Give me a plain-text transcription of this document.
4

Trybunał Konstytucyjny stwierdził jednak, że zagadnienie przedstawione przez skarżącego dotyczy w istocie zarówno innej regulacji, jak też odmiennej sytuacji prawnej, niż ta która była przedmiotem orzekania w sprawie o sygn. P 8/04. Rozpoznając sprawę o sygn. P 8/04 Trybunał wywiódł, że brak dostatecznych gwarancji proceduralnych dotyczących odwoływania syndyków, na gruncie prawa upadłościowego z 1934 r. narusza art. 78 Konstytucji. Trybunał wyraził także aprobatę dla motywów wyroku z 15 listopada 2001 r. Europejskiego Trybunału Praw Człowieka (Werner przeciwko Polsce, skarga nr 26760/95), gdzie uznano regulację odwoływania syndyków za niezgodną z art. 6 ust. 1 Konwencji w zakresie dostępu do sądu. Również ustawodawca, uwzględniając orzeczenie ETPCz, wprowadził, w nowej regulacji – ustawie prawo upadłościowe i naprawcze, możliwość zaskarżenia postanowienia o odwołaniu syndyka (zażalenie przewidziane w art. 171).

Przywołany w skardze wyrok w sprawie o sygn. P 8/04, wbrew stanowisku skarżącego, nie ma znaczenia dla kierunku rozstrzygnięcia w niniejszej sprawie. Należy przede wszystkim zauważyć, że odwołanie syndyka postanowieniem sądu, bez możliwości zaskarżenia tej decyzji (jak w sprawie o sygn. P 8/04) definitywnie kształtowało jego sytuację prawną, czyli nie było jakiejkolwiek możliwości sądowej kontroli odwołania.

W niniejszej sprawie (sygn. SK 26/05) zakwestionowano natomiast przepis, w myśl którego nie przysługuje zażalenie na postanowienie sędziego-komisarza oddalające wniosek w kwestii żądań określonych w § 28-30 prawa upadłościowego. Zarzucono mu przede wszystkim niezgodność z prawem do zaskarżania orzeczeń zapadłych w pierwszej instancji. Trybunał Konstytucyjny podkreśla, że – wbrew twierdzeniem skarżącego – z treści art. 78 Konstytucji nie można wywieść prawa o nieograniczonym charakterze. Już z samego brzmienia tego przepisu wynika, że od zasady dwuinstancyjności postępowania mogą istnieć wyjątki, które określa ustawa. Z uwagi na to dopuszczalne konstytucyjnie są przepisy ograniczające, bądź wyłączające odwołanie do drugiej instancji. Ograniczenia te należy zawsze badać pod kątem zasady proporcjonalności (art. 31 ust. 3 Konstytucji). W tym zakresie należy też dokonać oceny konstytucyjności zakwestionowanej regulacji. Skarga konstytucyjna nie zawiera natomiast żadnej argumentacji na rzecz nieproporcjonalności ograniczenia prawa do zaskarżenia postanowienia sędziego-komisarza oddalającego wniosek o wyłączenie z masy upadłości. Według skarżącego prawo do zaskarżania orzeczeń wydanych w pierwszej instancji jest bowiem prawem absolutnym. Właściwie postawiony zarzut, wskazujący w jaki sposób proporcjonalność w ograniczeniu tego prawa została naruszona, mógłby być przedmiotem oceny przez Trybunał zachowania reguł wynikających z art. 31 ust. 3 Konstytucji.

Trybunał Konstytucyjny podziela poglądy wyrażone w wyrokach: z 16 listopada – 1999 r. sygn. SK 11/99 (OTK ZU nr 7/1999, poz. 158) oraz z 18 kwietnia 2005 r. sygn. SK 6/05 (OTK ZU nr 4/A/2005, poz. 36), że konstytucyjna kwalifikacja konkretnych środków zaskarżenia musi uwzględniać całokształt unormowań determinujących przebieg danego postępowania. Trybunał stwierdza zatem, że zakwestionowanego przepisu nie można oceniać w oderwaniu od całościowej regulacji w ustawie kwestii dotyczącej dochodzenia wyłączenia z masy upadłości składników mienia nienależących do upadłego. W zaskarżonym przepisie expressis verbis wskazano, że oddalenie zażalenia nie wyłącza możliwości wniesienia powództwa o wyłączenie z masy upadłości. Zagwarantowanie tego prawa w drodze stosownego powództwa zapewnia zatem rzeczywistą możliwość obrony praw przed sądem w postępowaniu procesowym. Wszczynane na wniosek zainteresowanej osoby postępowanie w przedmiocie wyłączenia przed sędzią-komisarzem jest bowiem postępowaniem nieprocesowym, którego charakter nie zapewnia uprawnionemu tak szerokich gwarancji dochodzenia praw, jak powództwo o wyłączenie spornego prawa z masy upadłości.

Short exercise: Find each line holding the string "możliwości" and copy it out.

Result of this exercise:
Przywołany w skardze wyrok w sprawie o sygn. P 8/04, wbrew stanowisku skarżącego, nie ma znaczenia dla kierunku rozstrzygnięcia w niniejszej sprawie. Należy przede wszystkim zauważyć, że odwołanie syndyka postanowieniem sądu, bez możliwości zaskarżenia tej decyzji (jak w sprawie o sygn. P 8/04) definitywnie kształtowało jego sytuację prawną, czyli nie było jakiejkolwiek możliwości sądowej kontroli odwołania.
Trybunał Konstytucyjny podziela poglądy wyrażone w wyrokach: z 16 listopada – 1999 r. sygn. SK 11/99 (OTK ZU nr 7/1999, poz. 158) oraz z 18 kwietnia 2005 r. sygn. SK 6/05 (OTK ZU nr 4/A/2005, poz. 36), że konstytucyjna kwalifikacja konkretnych środków zaskarżenia musi uwzględniać całokształt unormowań determinujących przebieg danego postępowania. Trybunał stwierdza zatem, że zakwestionowanego przepisu nie można oceniać w oderwaniu od całościowej regulacji w ustawie kwestii dotyczącej dochodzenia wyłączenia z masy upadłości składników mienia nienależących do upadłego. W zaskarżonym przepisie expressis verbis wskazano, że oddalenie zażalenia nie wyłącza możliwości wniesienia powództwa o wyłączenie z masy upadłości. Zagwarantowanie tego prawa w drodze stosownego powództwa zapewnia zatem rzeczywistą możliwość obrony praw przed sądem w postępowaniu procesowym. Wszczynane na wniosek zainteresowanej osoby postępowanie w przedmiocie wyłączenia przed sędzią-komisarzem jest bowiem postępowaniem nieprocesowym, którego charakter nie zapewnia uprawnionemu tak szerokich gwarancji dochodzenia praw, jak powództwo o wyłączenie spornego prawa z masy upadłości.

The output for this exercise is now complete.